* **EXERCISE DESCRIPTION**: Wherever "type" appears in a line, copy that line.

##### INPUT DATA #####

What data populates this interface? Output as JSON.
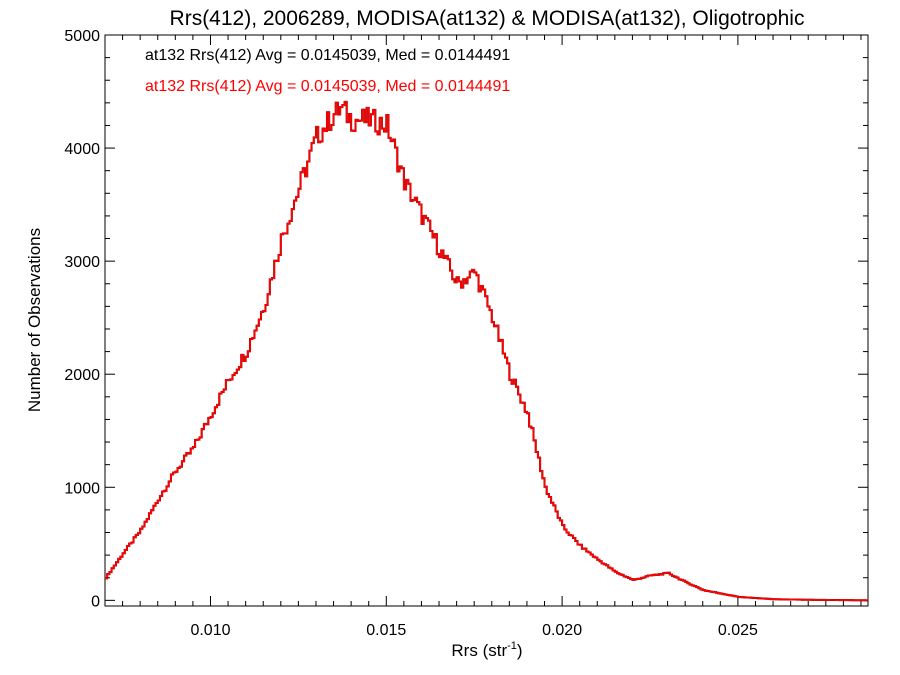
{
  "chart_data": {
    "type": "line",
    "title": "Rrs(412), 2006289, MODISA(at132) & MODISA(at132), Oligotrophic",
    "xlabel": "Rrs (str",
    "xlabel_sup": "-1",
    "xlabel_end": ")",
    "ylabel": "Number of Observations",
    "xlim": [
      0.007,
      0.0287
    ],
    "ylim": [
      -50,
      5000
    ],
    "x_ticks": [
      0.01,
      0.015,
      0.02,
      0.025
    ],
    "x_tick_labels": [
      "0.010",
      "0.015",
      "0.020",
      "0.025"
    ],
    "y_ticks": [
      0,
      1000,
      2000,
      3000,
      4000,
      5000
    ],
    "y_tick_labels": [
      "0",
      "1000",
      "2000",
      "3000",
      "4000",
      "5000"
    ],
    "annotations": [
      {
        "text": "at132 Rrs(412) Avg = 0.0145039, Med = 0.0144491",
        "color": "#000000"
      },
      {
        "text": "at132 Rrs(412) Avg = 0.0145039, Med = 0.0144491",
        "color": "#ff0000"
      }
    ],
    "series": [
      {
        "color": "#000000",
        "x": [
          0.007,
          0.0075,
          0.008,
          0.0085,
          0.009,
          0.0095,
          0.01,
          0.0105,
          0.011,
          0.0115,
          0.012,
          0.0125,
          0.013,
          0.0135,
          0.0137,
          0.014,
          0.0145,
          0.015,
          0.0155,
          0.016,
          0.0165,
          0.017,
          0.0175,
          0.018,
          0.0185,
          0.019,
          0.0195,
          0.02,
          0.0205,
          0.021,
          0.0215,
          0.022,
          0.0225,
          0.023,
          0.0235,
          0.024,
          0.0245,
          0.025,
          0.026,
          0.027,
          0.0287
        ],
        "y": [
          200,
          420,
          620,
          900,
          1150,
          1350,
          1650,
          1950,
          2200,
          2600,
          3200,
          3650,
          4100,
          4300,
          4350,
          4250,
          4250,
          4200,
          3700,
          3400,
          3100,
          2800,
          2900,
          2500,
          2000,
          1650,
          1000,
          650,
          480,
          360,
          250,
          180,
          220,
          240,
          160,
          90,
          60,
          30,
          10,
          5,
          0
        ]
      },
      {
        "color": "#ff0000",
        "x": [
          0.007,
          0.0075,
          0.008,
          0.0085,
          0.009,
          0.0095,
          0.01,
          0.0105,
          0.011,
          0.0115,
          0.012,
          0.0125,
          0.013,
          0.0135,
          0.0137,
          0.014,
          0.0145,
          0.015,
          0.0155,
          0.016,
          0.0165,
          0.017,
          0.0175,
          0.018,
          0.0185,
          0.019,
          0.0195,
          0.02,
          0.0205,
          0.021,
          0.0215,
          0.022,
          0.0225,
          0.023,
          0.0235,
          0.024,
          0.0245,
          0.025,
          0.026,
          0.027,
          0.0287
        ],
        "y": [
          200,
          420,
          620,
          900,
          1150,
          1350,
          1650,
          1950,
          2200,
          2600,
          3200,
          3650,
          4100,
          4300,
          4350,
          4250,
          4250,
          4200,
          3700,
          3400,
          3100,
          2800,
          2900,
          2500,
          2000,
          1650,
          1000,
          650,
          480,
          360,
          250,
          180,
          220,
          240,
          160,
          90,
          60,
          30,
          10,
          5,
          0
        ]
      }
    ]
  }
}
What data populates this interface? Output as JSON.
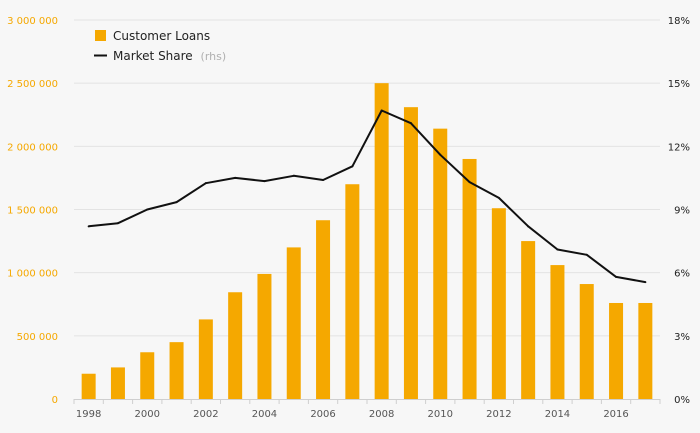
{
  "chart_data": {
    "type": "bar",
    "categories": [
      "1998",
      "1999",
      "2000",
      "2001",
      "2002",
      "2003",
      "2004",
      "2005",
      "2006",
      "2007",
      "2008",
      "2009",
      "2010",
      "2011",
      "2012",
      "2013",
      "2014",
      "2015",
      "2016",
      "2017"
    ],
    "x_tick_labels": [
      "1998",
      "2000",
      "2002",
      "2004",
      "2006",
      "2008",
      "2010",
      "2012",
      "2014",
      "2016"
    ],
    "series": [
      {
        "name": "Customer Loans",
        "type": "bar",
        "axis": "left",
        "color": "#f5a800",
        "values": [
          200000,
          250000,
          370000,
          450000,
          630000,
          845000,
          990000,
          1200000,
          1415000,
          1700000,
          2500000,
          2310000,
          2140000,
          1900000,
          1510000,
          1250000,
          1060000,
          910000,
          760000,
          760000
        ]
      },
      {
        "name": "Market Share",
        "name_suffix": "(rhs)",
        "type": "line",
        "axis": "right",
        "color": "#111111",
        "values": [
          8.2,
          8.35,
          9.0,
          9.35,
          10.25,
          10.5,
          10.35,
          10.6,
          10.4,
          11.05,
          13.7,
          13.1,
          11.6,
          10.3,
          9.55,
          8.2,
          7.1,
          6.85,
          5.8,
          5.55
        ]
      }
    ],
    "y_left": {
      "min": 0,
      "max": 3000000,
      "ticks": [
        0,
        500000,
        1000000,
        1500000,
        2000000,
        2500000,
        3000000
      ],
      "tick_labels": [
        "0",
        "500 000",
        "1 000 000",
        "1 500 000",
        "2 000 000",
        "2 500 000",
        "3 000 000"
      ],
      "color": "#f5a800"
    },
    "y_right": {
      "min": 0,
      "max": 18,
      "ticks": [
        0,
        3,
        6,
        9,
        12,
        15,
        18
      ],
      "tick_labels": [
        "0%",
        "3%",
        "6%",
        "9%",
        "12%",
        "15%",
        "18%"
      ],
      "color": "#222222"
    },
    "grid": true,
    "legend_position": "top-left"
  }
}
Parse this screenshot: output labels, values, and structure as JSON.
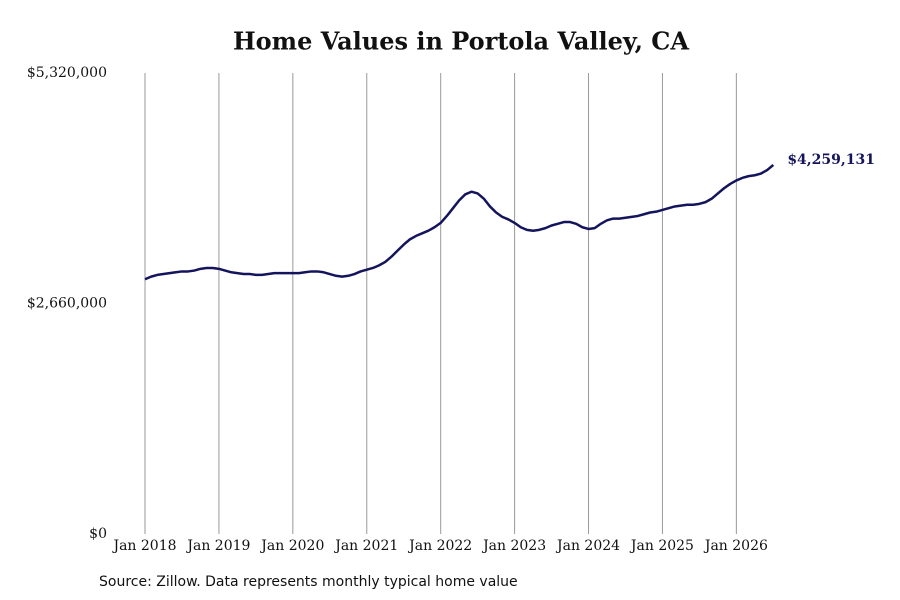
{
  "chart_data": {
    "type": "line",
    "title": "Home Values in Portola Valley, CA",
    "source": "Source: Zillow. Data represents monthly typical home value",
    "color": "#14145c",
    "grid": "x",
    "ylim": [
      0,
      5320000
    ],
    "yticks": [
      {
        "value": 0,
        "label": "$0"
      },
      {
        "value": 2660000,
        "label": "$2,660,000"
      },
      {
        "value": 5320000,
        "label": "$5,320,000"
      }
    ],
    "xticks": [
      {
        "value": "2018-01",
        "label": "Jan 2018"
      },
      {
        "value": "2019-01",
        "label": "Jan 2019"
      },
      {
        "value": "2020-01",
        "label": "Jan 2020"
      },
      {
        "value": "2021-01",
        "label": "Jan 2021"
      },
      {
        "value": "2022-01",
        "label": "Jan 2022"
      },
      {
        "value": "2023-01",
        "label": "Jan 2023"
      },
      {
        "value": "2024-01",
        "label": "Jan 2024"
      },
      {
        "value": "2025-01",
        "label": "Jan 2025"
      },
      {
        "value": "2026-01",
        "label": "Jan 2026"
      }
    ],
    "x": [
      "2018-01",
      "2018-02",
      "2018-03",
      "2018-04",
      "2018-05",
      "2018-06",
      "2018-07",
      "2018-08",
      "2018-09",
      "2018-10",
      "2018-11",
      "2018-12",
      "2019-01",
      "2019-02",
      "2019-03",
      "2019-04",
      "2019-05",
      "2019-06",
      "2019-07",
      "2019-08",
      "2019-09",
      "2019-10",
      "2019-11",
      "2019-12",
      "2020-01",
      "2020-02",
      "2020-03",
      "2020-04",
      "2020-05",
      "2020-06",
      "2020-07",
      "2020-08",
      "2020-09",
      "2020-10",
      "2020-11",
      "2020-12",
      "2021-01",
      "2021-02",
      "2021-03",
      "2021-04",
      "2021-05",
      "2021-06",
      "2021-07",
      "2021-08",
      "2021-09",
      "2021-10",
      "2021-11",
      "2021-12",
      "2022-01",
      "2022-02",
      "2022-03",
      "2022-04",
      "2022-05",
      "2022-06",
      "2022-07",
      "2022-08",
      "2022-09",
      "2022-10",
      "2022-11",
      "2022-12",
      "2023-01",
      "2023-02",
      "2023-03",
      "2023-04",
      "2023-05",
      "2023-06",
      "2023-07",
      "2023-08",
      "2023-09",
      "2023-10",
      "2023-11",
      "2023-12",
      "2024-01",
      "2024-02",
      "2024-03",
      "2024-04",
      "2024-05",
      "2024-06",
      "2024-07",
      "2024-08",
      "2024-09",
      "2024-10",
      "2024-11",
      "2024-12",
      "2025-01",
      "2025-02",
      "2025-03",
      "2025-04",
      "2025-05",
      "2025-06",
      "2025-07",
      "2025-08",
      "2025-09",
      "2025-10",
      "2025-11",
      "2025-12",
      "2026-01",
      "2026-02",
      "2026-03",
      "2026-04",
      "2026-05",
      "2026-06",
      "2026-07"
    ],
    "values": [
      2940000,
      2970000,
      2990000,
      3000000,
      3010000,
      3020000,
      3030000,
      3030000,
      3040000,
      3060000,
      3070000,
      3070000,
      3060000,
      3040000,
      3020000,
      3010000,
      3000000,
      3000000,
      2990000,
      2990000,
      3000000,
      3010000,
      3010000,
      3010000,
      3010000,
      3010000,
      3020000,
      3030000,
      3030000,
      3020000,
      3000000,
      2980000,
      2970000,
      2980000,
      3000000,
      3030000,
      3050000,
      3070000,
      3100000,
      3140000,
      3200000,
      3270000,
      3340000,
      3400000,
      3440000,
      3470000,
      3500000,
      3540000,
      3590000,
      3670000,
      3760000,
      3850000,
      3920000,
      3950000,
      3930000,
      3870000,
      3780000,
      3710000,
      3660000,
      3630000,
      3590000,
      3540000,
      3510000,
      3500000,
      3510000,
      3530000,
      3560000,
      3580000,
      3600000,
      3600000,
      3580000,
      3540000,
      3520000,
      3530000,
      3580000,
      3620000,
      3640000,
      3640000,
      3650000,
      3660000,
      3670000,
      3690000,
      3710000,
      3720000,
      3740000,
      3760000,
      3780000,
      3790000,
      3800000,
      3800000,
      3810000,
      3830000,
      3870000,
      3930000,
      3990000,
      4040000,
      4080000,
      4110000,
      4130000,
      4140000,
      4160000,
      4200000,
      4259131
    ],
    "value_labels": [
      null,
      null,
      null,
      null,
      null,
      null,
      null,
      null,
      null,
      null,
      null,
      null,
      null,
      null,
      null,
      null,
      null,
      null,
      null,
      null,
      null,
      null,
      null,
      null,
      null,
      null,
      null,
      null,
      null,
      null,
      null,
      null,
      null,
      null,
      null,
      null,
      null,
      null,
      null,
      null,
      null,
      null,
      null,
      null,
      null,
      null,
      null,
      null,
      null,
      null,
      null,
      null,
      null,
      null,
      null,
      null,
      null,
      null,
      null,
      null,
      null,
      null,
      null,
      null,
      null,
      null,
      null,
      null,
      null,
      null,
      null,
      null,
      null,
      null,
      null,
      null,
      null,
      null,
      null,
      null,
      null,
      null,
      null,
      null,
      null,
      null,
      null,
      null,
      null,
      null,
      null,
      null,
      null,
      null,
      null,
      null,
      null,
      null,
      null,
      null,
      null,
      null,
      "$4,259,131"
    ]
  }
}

#####

* **RESULT OF THE TASK**:
    "type": "line",
    "type": "bar",
        "type": "bar",
        "type": "line",
    "type": "line",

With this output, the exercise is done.